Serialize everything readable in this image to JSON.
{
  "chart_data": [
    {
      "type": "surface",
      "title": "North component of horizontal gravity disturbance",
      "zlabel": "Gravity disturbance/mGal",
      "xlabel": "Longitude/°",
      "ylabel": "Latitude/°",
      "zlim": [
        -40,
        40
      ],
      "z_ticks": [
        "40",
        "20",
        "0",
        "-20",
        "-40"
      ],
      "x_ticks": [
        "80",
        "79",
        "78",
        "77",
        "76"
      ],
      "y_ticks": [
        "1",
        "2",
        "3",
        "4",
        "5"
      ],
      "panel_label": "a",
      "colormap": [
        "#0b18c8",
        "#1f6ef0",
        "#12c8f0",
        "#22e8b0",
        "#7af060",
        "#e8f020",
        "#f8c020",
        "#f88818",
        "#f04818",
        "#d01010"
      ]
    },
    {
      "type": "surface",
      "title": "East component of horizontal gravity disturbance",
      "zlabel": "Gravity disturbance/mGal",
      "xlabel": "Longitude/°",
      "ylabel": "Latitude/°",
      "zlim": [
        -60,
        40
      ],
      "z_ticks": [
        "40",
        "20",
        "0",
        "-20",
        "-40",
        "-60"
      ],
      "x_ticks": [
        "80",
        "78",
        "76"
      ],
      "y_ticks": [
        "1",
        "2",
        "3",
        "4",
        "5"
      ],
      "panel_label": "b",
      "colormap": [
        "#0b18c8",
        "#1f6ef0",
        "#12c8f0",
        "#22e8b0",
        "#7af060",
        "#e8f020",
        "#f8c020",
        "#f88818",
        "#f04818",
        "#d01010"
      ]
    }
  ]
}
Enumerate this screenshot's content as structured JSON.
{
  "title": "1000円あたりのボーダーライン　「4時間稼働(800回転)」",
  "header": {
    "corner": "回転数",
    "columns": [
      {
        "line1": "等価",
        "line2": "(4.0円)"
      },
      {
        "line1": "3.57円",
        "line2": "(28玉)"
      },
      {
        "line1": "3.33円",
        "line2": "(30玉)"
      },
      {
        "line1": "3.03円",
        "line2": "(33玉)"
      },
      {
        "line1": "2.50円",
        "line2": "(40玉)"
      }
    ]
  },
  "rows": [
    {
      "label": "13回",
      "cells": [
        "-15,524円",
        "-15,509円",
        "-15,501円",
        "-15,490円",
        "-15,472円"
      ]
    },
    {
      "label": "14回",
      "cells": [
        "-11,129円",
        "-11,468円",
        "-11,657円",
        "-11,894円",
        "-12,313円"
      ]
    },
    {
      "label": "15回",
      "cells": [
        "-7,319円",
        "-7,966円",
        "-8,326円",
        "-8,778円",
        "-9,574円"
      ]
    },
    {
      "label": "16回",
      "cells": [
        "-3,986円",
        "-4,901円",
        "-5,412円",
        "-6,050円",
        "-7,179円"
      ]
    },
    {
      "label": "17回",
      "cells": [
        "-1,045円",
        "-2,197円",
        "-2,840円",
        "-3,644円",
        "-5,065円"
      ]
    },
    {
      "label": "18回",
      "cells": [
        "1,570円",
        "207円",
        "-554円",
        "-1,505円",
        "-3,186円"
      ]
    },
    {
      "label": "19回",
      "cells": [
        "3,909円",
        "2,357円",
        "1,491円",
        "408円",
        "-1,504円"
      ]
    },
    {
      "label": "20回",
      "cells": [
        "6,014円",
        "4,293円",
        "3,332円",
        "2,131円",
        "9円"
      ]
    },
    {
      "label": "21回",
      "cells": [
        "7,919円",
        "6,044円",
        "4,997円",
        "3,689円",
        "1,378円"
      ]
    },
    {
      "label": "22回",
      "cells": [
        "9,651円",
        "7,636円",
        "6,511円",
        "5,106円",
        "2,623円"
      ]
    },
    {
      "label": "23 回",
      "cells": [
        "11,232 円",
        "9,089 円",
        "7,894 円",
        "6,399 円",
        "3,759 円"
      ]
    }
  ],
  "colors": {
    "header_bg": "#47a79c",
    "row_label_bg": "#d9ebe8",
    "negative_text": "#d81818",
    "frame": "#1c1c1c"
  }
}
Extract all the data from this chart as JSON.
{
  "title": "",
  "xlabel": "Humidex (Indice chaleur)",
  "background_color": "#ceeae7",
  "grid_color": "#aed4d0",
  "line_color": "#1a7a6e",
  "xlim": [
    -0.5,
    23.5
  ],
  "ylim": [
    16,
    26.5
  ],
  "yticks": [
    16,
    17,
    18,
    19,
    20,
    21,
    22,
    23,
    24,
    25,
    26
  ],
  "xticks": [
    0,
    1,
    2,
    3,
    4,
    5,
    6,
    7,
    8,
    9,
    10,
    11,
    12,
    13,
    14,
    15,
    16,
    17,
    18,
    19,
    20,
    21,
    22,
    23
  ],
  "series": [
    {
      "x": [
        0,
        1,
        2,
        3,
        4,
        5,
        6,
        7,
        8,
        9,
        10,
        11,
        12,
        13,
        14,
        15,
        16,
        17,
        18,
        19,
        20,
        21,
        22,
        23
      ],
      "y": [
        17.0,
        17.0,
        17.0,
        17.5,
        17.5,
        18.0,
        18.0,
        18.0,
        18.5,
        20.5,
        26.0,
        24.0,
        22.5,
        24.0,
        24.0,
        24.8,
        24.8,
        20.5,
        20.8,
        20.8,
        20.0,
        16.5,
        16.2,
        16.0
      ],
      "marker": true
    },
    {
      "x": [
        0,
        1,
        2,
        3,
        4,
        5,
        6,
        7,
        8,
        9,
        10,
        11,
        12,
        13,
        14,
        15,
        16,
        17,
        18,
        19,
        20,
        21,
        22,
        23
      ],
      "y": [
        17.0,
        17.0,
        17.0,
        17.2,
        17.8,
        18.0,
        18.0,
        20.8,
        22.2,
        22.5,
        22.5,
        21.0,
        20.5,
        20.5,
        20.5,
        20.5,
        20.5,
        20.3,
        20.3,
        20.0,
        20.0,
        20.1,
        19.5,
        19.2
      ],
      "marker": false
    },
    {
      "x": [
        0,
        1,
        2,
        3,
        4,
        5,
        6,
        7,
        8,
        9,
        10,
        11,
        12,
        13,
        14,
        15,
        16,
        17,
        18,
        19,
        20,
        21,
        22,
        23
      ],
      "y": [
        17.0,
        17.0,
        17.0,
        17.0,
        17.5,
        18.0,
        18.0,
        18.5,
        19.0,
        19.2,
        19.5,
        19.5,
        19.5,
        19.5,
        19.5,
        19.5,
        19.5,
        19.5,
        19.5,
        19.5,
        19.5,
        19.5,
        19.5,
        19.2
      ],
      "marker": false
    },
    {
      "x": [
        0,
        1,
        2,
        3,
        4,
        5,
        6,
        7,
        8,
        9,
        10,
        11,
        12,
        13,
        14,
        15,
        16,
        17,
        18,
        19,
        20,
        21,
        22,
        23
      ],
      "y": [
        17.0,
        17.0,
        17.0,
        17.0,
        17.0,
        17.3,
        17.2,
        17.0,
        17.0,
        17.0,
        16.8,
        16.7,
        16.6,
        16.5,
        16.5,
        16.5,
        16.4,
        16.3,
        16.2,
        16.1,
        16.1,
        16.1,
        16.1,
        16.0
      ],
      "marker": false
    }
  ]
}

- _Written task_:
Repeat the listing in full, keeping every line exactly as it is.

- _Final answer_:
Serialize everything readable in this image to JSON.
{
  "chart_data": [
    {
      "type": "surface",
      "title": "North component of horizontal gravity disturbance",
      "zlabel": "Gravity disturbance/mGal",
      "xlabel": "Longitude/°",
      "ylabel": "Latitude/°",
      "zlim": [
        -40,
        40
      ],
      "z_ticks": [
        "40",
        "20",
        "0",
        "-20",
        "-40"
      ],
      "x_ticks": [
        "80",
        "79",
        "78",
        "77",
        "76"
      ],
      "y_ticks": [
        "1",
        "2",
        "3",
        "4",
        "5"
      ],
      "panel_label": "a",
      "colormap": [
        "#0b18c8",
        "#1f6ef0",
        "#12c8f0",
        "#22e8b0",
        "#7af060",
        "#e8f020",
        "#f8c020",
        "#f88818",
        "#f04818",
        "#d01010"
      ]
    },
    {
      "type": "surface",
      "title": "East component of horizontal gravity disturbance",
      "zlabel": "Gravity disturbance/mGal",
      "xlabel": "Longitude/°",
      "ylabel": "Latitude/°",
      "zlim": [
        -60,
        40
      ],
      "z_ticks": [
        "40",
        "20",
        "0",
        "-20",
        "-40",
        "-60"
      ],
      "x_ticks": [
        "80",
        "78",
        "76"
      ],
      "y_ticks": [
        "1",
        "2",
        "3",
        "4",
        "5"
      ],
      "panel_label": "b",
      "colormap": [
        "#0b18c8",
        "#1f6ef0",
        "#12c8f0",
        "#22e8b0",
        "#7af060",
        "#e8f020",
        "#f8c020",
        "#f88818",
        "#f04818",
        "#d01010"
      ]
    }
  ]
}
Enumerate this screenshot's content as structured JSON.
{
  "title": "1000円あたりのボーダーライン　「4時間稼働(800回転)」",
  "header": {
    "corner": "回転数",
    "columns": [
      {
        "line1": "等価",
        "line2": "(4.0円)"
      },
      {
        "line1": "3.57円",
        "line2": "(28玉)"
      },
      {
        "line1": "3.33円",
        "line2": "(30玉)"
      },
      {
        "line1": "3.03円",
        "line2": "(33玉)"
      },
      {
        "line1": "2.50円",
        "line2": "(40玉)"
      }
    ]
  },
  "rows": [
    {
      "label": "13回",
      "cells": [
        "-15,524円",
        "-15,509円",
        "-15,501円",
        "-15,490円",
        "-15,472円"
      ]
    },
    {
      "label": "14回",
      "cells": [
        "-11,129円",
        "-11,468円",
        "-11,657円",
        "-11,894円",
        "-12,313円"
      ]
    },
    {
      "label": "15回",
      "cells": [
        "-7,319円",
        "-7,966円",
        "-8,326円",
        "-8,778円",
        "-9,574円"
      ]
    },
    {
      "label": "16回",
      "cells": [
        "-3,986円",
        "-4,901円",
        "-5,412円",
        "-6,050円",
        "-7,179円"
      ]
    },
    {
      "label": "17回",
      "cells": [
        "-1,045円",
        "-2,197円",
        "-2,840円",
        "-3,644円",
        "-5,065円"
      ]
    },
    {
      "label": "18回",
      "cells": [
        "1,570円",
        "207円",
        "-554円",
        "-1,505円",
        "-3,186円"
      ]
    },
    {
      "label": "19回",
      "cells": [
        "3,909円",
        "2,357円",
        "1,491円",
        "408円",
        "-1,504円"
      ]
    },
    {
      "label": "20回",
      "cells": [
        "6,014円",
        "4,293円",
        "3,332円",
        "2,131円",
        "9円"
      ]
    },
    {
      "label": "21回",
      "cells": [
        "7,919円",
        "6,044円",
        "4,997円",
        "3,689円",
        "1,378円"
      ]
    },
    {
      "label": "22回",
      "cells": [
        "9,651円",
        "7,636円",
        "6,511円",
        "5,106円",
        "2,623円"
      ]
    },
    {
      "label": "23 回",
      "cells": [
        "11,232 円",
        "9,089 円",
        "7,894 円",
        "6,399 円",
        "3,759 円"
      ]
    }
  ],
  "colors": {
    "header_bg": "#47a79c",
    "row_label_bg": "#d9ebe8",
    "negative_text": "#d81818",
    "frame": "#1c1c1c"
  }
}
Extract all the data from this chart as JSON.
{
  "title": "",
  "xlabel": "Humidex (Indice chaleur)",
  "background_color": "#ceeae7",
  "grid_color": "#aed4d0",
  "line_color": "#1a7a6e",
  "xlim": [
    -0.5,
    23.5
  ],
  "ylim": [
    16,
    26.5
  ],
  "yticks": [
    16,
    17,
    18,
    19,
    20,
    21,
    22,
    23,
    24,
    25,
    26
  ],
  "xticks": [
    0,
    1,
    2,
    3,
    4,
    5,
    6,
    7,
    8,
    9,
    10,
    11,
    12,
    13,
    14,
    15,
    16,
    17,
    18,
    19,
    20,
    21,
    22,
    23
  ],
  "series": [
    {
      "x": [
        0,
        1,
        2,
        3,
        4,
        5,
        6,
        7,
        8,
        9,
        10,
        11,
        12,
        13,
        14,
        15,
        16,
        17,
        18,
        19,
        20,
        21,
        22,
        23
      ],
      "y": [
        17.0,
        17.0,
        17.0,
        17.5,
        17.5,
        18.0,
        18.0,
        18.0,
        18.5,
        20.5,
        26.0,
        24.0,
        22.5,
        24.0,
        24.0,
        24.8,
        24.8,
        20.5,
        20.8,
        20.8,
        20.0,
        16.5,
        16.2,
        16.0
      ],
      "marker": true
    },
    {
      "x": [
        0,
        1,
        2,
        3,
        4,
        5,
        6,
        7,
        8,
        9,
        10,
        11,
        12,
        13,
        14,
        15,
        16,
        17,
        18,
        19,
        20,
        21,
        22,
        23
      ],
      "y": [
        17.0,
        17.0,
        17.0,
        17.2,
        17.8,
        18.0,
        18.0,
        20.8,
        22.2,
        22.5,
        22.5,
        21.0,
        20.5,
        20.5,
        20.5,
        20.5,
        20.5,
        20.3,
        20.3,
        20.0,
        20.0,
        20.1,
        19.5,
        19.2
      ],
      "marker": false
    },
    {
      "x": [
        0,
        1,
        2,
        3,
        4,
        5,
        6,
        7,
        8,
        9,
        10,
        11,
        12,
        13,
        14,
        15,
        16,
        17,
        18,
        19,
        20,
        21,
        22,
        23
      ],
      "y": [
        17.0,
        17.0,
        17.0,
        17.0,
        17.5,
        18.0,
        18.0,
        18.5,
        19.0,
        19.2,
        19.5,
        19.5,
        19.5,
        19.5,
        19.5,
        19.5,
        19.5,
        19.5,
        19.5,
        19.5,
        19.5,
        19.5,
        19.5,
        19.2
      ],
      "marker": false
    },
    {
      "x": [
        0,
        1,
        2,
        3,
        4,
        5,
        6,
        7,
        8,
        9,
        10,
        11,
        12,
        13,
        14,
        15,
        16,
        17,
        18,
        19,
        20,
        21,
        22,
        23
      ],
      "y": [
        17.0,
        17.0,
        17.0,
        17.0,
        17.0,
        17.3,
        17.2,
        17.0,
        17.0,
        17.0,
        16.8,
        16.7,
        16.6,
        16.5,
        16.5,
        16.5,
        16.4,
        16.3,
        16.2,
        16.1,
        16.1,
        16.1,
        16.1,
        16.0
      ],
      "marker": false
    }
  ]
}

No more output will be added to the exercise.